GIVEN REQUEST: Find and copy every line in the records that includes the string "disabled".

--- begin PROVIDED RECORDS ---

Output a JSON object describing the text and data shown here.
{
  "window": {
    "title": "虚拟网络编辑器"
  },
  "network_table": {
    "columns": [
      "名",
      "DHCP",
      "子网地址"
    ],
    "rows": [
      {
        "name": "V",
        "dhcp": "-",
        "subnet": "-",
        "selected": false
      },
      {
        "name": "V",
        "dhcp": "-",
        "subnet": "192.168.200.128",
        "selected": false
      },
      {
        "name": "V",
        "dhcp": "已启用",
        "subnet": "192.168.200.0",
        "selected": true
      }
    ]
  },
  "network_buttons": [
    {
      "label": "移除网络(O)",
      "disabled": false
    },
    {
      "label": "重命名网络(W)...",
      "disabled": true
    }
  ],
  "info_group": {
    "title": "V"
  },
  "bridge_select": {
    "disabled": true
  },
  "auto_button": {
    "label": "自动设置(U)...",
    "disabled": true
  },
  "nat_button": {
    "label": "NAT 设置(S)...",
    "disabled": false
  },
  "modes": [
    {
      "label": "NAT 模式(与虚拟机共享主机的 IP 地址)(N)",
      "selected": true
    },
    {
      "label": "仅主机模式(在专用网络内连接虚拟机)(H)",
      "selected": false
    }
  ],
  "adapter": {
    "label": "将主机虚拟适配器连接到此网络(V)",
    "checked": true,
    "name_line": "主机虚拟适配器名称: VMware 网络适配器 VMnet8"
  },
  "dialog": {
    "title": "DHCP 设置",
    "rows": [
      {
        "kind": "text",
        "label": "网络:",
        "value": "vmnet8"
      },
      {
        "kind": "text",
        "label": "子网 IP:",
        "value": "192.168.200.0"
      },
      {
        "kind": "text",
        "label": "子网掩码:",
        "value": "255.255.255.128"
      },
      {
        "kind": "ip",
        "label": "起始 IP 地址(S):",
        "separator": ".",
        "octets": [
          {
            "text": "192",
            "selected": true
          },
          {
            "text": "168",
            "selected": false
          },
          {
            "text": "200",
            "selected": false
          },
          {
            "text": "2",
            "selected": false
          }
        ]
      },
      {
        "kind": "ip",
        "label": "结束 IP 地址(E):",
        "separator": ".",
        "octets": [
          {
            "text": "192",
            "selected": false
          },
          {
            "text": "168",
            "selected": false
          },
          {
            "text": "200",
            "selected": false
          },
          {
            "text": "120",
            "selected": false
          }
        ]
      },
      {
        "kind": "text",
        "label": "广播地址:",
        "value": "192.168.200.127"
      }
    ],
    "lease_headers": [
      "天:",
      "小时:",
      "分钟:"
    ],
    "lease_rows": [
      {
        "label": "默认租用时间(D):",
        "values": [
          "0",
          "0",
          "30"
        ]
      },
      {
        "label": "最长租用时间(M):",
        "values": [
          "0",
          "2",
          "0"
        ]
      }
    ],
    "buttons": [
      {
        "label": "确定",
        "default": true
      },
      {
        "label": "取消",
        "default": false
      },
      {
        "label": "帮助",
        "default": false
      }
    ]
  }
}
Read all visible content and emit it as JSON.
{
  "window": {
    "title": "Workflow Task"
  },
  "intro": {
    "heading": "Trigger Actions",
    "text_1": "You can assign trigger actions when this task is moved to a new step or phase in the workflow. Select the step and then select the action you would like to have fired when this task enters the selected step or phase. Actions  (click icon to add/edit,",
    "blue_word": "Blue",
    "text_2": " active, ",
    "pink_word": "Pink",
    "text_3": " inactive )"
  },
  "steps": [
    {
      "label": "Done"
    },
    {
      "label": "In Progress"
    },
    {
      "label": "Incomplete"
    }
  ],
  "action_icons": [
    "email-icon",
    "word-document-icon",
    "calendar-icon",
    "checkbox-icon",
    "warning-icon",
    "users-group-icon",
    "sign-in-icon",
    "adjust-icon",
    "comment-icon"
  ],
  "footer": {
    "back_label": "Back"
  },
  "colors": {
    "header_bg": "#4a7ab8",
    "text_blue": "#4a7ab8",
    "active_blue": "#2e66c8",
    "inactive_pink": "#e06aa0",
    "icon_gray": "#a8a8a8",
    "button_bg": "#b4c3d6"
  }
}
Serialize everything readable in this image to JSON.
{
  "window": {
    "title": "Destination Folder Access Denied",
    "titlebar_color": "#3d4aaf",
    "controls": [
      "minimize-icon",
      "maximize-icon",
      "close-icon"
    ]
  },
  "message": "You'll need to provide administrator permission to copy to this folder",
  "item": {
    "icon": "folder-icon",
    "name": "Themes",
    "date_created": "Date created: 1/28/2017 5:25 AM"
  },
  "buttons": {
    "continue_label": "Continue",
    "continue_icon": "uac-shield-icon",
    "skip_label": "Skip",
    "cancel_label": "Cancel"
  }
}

--- end PROVIDED RECORDS ---

EXERCISE ANSWER:
      "disabled": false
      "disabled": true
    "disabled": true
    "disabled": true
    "disabled": false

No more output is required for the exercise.